**Information supplied**.
++++++

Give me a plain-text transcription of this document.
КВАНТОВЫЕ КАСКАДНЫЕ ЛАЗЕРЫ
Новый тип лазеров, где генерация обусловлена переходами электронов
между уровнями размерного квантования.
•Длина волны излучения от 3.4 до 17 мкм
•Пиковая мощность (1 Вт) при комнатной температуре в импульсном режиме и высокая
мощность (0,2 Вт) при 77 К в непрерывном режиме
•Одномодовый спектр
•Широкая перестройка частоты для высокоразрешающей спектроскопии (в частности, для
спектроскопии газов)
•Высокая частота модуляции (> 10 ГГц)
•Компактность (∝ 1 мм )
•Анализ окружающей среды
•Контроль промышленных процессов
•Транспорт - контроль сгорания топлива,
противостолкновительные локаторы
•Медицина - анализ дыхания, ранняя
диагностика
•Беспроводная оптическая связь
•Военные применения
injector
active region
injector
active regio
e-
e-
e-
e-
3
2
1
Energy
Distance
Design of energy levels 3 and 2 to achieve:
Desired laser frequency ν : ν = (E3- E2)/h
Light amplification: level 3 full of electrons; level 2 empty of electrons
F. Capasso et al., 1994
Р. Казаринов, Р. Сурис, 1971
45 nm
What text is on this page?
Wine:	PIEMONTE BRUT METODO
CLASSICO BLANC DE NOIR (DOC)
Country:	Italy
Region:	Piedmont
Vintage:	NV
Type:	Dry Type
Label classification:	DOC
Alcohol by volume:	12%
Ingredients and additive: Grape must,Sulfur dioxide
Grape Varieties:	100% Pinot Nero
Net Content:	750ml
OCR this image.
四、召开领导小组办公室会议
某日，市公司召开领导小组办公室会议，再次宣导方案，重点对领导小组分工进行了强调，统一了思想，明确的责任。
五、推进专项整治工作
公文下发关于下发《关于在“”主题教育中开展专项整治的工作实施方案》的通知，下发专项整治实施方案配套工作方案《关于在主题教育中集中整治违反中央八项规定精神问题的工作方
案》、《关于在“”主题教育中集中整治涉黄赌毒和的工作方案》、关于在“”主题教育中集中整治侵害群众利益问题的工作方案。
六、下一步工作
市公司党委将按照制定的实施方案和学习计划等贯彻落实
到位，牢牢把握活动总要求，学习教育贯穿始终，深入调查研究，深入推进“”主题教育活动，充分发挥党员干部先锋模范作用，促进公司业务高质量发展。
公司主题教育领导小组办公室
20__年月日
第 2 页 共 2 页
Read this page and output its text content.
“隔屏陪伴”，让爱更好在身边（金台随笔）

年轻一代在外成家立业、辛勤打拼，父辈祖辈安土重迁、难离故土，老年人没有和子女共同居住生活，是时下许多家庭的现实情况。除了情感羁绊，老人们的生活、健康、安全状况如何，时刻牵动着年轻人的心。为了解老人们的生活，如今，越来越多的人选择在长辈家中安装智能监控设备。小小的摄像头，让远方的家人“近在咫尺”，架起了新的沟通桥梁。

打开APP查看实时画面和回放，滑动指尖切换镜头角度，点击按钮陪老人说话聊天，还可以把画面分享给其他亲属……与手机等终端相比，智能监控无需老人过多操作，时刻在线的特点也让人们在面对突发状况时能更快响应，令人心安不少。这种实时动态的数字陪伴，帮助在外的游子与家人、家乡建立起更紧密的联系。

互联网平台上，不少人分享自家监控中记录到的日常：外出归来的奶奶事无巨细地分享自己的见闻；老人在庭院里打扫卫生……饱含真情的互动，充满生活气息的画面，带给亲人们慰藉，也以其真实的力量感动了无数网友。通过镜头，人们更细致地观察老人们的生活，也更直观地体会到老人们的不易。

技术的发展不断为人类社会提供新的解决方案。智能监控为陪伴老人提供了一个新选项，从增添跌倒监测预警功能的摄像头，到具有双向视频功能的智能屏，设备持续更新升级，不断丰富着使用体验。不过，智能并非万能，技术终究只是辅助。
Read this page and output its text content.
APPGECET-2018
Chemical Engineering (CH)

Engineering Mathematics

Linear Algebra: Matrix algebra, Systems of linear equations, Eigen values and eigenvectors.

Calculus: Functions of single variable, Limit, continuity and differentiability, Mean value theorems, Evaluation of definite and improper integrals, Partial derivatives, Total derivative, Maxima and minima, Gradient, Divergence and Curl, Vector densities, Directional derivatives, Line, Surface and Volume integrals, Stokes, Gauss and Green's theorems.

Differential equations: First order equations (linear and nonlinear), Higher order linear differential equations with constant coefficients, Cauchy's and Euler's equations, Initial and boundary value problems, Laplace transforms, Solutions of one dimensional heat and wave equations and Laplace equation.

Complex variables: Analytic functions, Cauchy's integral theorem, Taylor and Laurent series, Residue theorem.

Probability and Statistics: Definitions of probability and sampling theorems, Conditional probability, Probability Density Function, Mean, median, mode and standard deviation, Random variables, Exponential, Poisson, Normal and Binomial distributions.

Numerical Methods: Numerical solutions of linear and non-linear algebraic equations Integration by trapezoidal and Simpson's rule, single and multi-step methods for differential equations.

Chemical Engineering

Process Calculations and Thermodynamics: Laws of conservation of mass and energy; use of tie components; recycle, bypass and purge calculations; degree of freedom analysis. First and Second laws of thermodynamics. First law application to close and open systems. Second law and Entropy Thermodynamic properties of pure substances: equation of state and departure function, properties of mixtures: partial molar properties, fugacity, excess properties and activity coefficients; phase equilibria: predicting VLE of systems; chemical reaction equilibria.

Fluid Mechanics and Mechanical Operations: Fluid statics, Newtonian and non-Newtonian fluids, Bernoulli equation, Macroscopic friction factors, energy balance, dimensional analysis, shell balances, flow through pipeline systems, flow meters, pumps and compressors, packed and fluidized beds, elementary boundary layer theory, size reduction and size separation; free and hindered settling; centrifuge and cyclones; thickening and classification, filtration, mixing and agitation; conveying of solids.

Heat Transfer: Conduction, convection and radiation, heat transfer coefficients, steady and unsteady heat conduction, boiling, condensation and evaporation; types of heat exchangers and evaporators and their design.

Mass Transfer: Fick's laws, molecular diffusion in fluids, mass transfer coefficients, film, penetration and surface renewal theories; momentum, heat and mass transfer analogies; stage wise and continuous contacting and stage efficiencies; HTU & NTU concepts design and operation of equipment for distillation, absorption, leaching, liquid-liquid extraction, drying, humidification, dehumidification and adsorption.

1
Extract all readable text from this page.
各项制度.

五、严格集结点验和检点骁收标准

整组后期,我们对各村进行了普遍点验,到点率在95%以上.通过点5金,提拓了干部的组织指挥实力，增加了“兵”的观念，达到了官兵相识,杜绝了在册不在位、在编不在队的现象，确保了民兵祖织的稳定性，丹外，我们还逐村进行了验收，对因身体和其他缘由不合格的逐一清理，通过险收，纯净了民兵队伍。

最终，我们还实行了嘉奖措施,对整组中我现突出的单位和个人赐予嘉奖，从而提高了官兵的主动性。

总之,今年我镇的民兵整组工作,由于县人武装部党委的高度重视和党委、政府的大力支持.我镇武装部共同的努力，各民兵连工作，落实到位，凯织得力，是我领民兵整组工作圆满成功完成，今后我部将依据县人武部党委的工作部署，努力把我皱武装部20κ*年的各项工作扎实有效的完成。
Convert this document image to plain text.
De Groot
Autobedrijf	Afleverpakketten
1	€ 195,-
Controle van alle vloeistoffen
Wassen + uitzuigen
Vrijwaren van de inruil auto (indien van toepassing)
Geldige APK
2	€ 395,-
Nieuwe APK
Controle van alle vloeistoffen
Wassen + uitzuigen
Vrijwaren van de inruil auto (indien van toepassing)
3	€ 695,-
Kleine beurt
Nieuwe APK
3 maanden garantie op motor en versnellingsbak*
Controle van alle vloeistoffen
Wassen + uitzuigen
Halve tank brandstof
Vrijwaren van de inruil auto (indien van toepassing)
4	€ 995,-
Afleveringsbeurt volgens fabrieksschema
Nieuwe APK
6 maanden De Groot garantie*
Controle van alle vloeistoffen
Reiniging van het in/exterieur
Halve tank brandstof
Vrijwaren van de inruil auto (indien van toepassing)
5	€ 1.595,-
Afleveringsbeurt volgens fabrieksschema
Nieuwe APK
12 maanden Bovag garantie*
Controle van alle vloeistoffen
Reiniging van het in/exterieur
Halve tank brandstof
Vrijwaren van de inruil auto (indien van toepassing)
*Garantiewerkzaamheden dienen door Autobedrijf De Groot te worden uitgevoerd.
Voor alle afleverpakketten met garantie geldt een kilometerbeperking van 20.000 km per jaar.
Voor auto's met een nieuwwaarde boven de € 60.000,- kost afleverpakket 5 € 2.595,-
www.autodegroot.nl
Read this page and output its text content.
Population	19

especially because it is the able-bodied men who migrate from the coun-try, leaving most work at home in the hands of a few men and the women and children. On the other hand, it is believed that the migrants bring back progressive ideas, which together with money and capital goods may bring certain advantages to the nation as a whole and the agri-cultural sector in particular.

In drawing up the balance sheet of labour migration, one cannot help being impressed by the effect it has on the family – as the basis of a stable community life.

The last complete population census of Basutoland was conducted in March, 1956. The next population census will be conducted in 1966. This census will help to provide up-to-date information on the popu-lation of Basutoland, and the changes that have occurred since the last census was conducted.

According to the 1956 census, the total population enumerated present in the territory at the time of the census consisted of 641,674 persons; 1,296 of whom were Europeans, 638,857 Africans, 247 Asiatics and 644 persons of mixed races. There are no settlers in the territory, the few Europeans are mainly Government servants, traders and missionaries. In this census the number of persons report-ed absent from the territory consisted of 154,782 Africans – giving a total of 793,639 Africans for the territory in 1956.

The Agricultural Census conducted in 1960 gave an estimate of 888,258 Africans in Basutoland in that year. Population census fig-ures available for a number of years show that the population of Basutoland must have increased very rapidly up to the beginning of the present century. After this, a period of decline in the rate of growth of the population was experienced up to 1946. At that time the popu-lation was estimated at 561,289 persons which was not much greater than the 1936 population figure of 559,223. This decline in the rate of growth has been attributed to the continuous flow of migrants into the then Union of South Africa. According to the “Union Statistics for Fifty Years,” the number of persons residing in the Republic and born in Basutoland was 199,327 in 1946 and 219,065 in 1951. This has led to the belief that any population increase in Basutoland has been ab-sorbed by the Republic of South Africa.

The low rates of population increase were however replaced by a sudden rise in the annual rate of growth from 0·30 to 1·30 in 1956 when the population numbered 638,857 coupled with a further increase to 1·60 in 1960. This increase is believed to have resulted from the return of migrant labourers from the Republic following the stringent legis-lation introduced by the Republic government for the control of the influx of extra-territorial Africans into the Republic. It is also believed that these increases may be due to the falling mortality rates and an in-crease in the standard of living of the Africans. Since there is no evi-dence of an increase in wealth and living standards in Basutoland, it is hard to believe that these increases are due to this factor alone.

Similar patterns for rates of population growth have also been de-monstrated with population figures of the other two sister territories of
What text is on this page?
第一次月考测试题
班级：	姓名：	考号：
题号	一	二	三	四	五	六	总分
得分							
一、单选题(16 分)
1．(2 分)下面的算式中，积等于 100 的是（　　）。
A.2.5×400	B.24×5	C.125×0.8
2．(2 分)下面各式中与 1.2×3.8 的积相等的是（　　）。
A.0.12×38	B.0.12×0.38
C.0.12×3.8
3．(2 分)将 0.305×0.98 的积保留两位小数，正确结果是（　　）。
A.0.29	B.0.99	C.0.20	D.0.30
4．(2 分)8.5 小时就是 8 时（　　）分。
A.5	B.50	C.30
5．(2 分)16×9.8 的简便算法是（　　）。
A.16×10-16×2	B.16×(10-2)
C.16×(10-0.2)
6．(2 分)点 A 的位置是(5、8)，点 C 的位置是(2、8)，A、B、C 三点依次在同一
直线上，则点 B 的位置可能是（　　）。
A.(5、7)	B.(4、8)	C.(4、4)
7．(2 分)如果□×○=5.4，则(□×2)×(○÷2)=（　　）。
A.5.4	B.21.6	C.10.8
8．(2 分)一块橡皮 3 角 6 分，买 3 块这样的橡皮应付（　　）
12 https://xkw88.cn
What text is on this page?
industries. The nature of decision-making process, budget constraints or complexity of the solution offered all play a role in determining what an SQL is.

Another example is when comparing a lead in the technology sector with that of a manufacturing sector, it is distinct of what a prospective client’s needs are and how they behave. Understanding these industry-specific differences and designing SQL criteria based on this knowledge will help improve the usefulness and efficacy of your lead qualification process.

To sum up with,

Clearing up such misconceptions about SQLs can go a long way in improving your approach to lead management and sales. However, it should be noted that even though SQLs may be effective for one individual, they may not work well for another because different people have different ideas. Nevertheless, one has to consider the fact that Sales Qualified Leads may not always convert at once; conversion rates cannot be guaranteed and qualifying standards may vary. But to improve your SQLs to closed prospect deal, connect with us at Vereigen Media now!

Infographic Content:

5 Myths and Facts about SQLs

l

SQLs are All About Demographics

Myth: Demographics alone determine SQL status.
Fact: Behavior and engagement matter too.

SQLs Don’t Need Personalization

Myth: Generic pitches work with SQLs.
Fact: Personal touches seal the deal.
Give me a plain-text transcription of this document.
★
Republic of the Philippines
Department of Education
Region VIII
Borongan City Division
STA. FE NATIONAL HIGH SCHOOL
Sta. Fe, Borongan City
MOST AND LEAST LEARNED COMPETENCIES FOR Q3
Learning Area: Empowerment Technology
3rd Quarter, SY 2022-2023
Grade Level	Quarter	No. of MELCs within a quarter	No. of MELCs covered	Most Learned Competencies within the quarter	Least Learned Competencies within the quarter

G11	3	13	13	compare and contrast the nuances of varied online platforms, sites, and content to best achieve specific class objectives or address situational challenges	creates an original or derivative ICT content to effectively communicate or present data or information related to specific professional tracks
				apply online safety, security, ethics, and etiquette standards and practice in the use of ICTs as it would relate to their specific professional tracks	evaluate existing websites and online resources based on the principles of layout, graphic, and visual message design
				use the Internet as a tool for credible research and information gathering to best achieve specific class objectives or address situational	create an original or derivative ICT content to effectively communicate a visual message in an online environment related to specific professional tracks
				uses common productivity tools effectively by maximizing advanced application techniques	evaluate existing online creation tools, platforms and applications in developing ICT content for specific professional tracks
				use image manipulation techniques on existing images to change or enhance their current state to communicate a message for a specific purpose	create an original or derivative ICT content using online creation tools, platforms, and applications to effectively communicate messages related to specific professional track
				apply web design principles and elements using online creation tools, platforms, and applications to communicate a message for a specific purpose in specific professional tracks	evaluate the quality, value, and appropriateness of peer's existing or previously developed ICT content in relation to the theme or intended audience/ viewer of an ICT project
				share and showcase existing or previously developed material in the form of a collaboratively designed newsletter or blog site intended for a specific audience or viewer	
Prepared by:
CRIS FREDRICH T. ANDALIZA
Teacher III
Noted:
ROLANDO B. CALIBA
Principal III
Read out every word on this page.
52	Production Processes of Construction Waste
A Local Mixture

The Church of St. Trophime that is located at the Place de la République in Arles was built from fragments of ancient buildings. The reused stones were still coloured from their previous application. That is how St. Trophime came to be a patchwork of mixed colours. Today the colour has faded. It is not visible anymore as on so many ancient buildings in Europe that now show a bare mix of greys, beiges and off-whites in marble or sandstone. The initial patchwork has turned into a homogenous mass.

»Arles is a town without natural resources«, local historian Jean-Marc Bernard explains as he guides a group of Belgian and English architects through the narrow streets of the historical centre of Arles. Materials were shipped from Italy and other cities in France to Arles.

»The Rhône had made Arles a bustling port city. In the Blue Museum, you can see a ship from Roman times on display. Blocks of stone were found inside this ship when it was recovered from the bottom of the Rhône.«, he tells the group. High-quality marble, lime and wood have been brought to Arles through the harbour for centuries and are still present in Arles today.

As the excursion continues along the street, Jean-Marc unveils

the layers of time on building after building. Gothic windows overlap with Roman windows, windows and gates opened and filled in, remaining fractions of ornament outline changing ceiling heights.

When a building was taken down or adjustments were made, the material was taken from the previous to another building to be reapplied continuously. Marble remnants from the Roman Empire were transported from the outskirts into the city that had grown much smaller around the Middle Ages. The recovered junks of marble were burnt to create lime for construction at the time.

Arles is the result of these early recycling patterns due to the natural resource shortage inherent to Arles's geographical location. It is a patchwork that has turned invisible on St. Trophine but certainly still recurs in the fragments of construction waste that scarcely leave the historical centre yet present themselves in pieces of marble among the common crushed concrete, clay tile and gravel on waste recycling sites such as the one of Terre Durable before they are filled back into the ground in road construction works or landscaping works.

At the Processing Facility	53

++++++

**Problem requirements**. Using the listing above, work out how many of its lines include "coefficients", and give only the result.

**Result of this exercise**. 4